== DESCRIPTION OF THE TASK ==
Return all lines from the listing below in which the string "xlabel" occurs.

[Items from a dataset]
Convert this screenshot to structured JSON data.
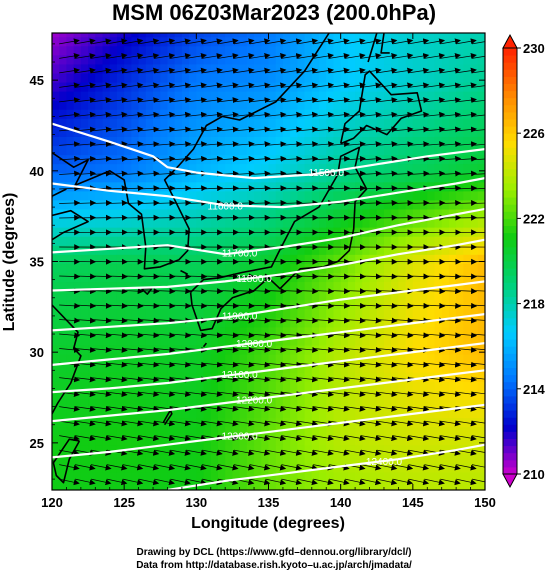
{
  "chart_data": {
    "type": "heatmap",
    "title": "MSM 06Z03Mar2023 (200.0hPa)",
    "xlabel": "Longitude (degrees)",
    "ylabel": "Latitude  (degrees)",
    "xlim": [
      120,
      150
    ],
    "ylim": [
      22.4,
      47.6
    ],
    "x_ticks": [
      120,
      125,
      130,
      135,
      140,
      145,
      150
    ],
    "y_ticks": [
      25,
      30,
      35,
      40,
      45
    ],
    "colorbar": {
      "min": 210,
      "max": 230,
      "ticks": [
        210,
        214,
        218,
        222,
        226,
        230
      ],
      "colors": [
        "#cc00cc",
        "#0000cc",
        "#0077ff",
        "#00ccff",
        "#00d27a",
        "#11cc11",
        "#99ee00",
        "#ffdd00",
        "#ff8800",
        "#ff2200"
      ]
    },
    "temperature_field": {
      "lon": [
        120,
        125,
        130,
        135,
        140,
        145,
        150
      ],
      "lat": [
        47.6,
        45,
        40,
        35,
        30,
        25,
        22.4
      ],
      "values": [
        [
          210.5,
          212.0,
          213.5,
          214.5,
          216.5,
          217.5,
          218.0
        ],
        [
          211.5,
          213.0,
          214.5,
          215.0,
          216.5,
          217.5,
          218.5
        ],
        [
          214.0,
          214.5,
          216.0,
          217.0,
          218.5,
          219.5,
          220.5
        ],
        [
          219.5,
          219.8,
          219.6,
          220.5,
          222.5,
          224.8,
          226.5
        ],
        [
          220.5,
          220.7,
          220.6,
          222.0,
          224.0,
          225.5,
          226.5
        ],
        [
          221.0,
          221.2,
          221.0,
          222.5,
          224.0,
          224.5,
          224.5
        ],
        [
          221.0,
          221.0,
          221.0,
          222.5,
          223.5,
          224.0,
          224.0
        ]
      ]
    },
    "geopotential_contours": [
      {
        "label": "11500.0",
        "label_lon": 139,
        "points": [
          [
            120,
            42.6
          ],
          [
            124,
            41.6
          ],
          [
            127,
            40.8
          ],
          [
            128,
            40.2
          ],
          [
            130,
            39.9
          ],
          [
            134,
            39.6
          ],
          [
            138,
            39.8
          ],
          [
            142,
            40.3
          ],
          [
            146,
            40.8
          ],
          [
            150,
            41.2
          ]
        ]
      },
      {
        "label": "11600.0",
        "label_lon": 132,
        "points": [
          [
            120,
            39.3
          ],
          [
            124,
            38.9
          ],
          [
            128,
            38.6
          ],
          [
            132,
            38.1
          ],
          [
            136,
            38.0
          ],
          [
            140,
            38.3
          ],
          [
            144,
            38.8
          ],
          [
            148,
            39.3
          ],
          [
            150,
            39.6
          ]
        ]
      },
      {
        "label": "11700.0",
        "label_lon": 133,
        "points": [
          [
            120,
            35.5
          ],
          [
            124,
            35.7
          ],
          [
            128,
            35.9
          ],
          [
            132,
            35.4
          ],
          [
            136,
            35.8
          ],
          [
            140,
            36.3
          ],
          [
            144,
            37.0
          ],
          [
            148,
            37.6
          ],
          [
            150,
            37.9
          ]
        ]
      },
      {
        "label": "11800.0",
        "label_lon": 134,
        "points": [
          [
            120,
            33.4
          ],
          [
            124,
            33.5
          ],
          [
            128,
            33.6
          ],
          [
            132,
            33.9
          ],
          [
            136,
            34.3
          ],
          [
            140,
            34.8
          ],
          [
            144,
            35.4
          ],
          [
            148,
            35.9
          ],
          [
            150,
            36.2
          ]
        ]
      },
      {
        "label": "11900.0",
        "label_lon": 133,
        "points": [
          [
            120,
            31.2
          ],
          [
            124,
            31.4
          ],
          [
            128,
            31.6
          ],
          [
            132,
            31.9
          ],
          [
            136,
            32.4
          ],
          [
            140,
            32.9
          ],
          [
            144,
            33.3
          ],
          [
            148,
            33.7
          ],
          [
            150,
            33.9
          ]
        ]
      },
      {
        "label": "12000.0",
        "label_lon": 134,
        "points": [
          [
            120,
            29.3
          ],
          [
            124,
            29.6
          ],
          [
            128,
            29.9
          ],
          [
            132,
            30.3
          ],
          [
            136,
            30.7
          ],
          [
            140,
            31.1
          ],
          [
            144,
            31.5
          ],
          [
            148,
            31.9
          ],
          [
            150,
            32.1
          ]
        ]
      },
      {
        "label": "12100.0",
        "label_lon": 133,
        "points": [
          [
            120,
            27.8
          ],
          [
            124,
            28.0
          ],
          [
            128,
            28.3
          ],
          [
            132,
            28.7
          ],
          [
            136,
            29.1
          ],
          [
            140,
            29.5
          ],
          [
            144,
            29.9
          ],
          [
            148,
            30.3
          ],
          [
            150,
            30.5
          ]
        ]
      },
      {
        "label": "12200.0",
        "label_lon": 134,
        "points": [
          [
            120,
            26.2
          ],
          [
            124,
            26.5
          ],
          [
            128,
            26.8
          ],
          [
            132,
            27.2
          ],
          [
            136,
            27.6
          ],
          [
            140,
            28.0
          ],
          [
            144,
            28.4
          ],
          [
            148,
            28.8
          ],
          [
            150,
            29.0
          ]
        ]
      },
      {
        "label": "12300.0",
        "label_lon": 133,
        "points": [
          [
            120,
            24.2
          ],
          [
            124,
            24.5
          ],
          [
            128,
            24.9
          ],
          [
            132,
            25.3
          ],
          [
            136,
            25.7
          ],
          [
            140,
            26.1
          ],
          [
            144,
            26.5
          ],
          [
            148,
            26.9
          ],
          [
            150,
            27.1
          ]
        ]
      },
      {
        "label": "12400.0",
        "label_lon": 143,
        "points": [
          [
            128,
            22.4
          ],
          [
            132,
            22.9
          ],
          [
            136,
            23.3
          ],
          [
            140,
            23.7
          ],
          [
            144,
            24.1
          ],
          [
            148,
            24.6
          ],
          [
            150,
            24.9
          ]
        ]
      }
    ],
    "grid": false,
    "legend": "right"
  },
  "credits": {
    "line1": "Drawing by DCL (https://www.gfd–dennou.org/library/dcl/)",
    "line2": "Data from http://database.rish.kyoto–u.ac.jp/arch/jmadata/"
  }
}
--
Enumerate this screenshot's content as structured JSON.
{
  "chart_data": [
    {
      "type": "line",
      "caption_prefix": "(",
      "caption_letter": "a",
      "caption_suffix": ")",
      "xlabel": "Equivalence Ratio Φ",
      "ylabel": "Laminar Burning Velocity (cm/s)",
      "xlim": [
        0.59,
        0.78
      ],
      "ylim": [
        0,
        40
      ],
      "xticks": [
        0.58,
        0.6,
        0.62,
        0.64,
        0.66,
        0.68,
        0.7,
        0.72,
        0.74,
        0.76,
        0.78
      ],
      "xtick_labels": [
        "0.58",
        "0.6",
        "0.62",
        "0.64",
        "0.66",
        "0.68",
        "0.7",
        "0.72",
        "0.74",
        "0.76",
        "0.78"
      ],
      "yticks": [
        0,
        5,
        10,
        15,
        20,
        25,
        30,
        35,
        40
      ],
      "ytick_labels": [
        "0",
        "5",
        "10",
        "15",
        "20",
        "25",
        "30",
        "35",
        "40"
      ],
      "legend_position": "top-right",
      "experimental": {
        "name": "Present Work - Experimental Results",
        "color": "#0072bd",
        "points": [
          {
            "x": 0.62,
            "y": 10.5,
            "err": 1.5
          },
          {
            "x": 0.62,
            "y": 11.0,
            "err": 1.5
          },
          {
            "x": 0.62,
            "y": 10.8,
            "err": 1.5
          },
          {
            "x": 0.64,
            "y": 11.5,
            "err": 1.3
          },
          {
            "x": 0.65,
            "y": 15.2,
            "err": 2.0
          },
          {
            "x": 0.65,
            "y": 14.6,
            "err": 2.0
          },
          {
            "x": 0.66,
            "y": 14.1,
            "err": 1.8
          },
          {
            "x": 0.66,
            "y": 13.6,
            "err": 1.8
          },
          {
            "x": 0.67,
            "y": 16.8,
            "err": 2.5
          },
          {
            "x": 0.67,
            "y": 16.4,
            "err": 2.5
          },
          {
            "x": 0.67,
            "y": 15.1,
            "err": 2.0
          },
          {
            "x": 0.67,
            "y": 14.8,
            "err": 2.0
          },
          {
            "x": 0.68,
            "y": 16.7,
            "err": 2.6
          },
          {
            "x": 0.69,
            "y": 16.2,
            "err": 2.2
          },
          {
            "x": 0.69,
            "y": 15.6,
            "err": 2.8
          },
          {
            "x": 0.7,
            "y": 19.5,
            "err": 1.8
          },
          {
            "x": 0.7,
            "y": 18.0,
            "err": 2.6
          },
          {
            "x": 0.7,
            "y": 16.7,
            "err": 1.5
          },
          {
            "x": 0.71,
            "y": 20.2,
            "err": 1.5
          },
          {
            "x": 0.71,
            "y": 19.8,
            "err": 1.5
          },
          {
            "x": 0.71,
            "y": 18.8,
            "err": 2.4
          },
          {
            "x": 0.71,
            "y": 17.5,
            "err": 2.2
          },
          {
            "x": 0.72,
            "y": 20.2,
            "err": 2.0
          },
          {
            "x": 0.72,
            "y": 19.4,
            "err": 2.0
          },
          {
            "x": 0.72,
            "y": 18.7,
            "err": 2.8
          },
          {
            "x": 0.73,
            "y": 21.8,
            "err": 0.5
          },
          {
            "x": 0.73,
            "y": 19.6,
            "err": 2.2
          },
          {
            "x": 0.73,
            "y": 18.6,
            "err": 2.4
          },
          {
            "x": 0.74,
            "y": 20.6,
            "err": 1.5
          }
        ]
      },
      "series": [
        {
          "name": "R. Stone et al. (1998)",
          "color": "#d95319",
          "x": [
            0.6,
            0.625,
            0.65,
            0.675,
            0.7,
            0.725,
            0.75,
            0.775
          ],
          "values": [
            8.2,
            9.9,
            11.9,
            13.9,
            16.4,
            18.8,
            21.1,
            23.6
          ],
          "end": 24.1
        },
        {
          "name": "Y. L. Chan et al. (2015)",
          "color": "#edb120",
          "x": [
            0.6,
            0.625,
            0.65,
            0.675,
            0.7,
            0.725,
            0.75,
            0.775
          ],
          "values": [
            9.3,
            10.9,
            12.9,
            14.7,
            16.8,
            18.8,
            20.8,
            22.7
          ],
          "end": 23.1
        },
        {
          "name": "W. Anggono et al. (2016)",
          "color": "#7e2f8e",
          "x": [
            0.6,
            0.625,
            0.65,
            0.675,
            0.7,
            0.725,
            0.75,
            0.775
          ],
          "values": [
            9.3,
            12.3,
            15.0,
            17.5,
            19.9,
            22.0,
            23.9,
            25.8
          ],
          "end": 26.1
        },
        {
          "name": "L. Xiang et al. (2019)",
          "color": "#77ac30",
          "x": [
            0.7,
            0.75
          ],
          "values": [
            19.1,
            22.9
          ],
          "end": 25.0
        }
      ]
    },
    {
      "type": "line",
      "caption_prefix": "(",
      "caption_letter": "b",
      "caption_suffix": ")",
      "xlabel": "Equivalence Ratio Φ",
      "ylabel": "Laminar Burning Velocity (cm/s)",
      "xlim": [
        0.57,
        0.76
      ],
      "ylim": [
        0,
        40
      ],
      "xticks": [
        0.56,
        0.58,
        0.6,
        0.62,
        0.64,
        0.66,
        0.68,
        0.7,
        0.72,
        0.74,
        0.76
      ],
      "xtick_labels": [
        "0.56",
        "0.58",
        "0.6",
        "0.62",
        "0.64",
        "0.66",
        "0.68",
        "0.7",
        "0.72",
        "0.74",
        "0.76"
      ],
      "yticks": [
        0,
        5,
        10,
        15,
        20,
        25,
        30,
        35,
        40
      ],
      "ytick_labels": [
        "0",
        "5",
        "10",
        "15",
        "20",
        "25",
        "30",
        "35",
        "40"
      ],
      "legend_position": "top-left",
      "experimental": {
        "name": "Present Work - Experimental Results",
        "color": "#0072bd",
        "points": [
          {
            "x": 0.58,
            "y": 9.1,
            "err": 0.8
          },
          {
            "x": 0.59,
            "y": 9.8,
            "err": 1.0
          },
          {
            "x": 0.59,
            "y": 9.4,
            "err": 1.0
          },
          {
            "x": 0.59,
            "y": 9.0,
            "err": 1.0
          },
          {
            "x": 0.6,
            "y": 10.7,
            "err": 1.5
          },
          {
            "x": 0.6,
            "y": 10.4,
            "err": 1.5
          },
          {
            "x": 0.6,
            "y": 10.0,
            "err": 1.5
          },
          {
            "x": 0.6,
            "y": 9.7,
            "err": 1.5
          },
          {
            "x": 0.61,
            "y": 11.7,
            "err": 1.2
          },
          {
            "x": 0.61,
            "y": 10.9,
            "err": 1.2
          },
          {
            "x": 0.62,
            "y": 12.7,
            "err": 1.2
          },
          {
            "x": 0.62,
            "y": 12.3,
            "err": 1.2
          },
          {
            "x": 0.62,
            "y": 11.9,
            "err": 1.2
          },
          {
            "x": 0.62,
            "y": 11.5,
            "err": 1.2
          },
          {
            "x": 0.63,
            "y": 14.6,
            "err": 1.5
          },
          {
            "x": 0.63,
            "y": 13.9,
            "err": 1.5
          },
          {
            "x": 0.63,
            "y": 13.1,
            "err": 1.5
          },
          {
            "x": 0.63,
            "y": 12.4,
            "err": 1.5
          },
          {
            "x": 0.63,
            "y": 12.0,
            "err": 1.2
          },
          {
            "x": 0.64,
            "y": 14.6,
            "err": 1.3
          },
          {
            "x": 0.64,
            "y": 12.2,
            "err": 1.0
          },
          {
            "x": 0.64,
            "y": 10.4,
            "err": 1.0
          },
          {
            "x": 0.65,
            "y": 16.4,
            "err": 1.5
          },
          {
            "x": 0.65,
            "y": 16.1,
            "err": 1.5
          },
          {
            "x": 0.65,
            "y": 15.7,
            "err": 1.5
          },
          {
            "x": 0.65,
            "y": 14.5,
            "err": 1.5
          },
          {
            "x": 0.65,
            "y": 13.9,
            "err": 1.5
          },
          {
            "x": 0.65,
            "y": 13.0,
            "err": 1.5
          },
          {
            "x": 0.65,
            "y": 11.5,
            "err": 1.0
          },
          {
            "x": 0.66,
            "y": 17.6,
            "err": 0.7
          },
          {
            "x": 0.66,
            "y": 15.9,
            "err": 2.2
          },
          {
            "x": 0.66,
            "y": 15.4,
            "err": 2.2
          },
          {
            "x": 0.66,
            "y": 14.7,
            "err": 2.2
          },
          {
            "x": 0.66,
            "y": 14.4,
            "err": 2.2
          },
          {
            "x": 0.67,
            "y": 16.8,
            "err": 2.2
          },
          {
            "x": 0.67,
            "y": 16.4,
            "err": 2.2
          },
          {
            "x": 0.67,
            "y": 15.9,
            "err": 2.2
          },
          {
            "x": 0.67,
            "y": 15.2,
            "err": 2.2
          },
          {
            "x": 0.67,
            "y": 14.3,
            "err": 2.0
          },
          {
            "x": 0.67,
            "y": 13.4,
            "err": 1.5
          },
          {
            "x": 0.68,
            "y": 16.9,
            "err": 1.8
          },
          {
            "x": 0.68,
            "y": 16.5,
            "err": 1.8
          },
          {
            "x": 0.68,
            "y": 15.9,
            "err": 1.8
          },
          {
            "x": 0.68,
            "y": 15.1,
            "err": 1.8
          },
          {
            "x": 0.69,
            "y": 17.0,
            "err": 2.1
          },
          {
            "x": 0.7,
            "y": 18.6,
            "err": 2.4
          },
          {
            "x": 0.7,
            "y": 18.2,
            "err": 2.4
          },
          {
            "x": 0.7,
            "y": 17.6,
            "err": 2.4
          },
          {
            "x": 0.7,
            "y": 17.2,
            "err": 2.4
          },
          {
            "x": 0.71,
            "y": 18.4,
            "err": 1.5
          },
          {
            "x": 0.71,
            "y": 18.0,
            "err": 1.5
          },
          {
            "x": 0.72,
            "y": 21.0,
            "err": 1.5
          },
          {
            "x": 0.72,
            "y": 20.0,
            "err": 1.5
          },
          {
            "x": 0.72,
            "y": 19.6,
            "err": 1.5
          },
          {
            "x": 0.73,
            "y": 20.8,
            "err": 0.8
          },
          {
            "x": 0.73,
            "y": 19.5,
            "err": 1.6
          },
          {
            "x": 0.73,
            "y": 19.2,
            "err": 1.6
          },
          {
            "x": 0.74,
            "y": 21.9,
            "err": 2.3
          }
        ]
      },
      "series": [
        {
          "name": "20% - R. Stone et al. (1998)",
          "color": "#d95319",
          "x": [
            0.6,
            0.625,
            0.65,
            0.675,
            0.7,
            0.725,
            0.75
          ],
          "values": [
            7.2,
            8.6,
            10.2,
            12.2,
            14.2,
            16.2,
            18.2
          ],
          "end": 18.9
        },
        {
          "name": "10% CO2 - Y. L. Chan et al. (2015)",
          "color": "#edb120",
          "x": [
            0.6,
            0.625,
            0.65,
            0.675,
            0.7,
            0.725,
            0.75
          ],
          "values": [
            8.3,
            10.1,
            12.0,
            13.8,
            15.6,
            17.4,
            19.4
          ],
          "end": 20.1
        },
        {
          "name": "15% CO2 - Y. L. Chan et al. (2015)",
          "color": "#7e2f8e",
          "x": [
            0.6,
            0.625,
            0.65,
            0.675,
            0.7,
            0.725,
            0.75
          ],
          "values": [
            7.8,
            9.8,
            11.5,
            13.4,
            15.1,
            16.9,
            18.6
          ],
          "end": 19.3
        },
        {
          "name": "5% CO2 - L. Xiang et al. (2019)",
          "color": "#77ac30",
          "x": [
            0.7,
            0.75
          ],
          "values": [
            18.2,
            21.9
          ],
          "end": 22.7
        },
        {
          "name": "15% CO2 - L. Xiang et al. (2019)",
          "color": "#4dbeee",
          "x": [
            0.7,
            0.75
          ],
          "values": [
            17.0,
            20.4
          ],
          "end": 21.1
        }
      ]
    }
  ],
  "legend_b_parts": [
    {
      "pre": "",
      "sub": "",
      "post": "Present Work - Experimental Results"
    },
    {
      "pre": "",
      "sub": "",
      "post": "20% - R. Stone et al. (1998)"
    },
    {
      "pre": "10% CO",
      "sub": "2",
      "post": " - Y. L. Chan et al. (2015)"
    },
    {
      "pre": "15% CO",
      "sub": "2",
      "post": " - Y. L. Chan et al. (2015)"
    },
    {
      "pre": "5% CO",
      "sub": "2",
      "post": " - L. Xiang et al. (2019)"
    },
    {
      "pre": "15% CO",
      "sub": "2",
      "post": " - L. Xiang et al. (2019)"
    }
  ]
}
...
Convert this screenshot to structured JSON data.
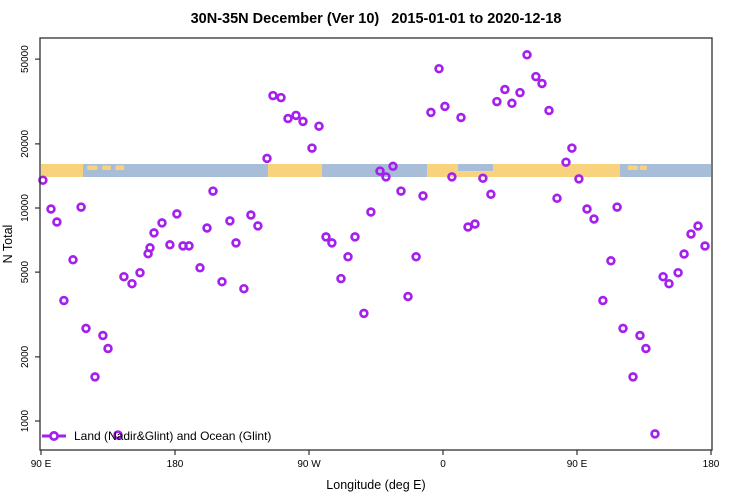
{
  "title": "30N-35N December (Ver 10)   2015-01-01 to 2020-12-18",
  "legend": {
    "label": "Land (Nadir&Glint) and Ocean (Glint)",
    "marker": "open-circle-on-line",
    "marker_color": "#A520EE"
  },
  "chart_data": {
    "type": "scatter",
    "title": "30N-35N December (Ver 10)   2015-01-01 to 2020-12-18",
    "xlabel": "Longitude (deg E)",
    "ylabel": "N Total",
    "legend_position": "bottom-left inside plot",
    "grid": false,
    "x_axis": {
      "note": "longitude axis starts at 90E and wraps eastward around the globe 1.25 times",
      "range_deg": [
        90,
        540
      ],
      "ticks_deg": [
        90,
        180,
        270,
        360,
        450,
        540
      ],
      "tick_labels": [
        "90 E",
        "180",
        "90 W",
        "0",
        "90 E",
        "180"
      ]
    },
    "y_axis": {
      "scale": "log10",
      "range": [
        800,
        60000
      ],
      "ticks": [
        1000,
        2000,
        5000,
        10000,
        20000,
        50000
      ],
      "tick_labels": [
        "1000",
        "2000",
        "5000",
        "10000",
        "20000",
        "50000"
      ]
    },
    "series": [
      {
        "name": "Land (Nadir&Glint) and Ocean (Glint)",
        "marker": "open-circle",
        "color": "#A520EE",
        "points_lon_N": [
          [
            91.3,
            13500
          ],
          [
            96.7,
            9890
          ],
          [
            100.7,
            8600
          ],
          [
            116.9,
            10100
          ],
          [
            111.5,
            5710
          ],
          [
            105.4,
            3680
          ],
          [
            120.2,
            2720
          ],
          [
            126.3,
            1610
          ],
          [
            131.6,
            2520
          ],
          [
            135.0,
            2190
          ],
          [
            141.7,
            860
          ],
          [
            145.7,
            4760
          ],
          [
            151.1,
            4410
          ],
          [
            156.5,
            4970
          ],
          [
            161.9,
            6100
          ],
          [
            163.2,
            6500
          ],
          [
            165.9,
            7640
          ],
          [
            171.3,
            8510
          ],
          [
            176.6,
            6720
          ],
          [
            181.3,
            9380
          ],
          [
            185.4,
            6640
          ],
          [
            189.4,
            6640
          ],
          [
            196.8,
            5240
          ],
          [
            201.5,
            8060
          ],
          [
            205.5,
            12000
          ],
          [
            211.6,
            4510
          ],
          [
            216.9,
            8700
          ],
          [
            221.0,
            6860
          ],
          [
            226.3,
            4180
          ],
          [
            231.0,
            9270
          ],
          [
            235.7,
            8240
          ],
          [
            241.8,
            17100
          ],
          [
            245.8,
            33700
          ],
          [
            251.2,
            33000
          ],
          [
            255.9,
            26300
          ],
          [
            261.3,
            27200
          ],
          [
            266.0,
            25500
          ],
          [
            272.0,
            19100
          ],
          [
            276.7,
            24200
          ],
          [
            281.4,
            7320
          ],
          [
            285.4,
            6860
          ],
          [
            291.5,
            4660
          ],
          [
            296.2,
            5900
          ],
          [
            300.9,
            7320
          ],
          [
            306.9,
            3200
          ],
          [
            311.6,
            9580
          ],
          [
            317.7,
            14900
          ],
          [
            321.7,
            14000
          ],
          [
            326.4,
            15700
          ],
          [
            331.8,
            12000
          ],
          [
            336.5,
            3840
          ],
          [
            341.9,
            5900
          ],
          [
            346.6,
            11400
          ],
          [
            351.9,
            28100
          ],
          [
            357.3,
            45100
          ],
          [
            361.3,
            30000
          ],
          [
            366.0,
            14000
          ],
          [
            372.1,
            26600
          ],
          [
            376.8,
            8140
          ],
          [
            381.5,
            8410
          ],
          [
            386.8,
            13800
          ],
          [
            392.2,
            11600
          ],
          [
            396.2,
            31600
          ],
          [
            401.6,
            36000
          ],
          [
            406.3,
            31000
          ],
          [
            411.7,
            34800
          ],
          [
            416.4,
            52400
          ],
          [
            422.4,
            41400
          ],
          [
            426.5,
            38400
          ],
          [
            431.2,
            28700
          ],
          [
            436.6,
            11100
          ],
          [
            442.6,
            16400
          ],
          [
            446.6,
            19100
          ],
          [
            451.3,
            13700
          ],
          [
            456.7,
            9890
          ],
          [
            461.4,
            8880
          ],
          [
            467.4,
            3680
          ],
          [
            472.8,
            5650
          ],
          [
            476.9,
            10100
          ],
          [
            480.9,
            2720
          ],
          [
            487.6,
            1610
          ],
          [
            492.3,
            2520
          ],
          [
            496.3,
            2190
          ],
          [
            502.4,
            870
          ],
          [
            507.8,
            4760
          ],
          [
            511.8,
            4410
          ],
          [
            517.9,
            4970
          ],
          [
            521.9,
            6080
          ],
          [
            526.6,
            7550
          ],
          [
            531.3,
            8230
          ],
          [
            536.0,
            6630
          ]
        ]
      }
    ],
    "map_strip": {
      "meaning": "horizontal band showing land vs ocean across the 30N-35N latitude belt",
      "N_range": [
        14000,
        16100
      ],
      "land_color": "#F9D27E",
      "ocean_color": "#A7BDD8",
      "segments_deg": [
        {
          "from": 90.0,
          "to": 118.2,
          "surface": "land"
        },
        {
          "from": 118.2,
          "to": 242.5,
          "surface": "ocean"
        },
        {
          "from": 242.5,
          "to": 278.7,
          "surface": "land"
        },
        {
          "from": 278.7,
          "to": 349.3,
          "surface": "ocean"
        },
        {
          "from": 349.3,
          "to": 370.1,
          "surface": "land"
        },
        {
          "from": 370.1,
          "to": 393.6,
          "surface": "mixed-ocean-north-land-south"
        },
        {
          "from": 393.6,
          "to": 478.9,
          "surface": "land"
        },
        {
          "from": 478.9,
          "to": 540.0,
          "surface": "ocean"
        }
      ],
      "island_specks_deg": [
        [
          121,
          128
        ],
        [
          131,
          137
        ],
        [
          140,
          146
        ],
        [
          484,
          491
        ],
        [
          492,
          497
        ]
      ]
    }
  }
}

== OUTPUT FOR THIS TASK ==
    "xlabel": "Longitude (degrees)",
      "xlabel": "Equivalence Ratio Φ",
      "xlabel": "Equivalence Ratio Φ",
    "xlabel": "Longitude (deg E)",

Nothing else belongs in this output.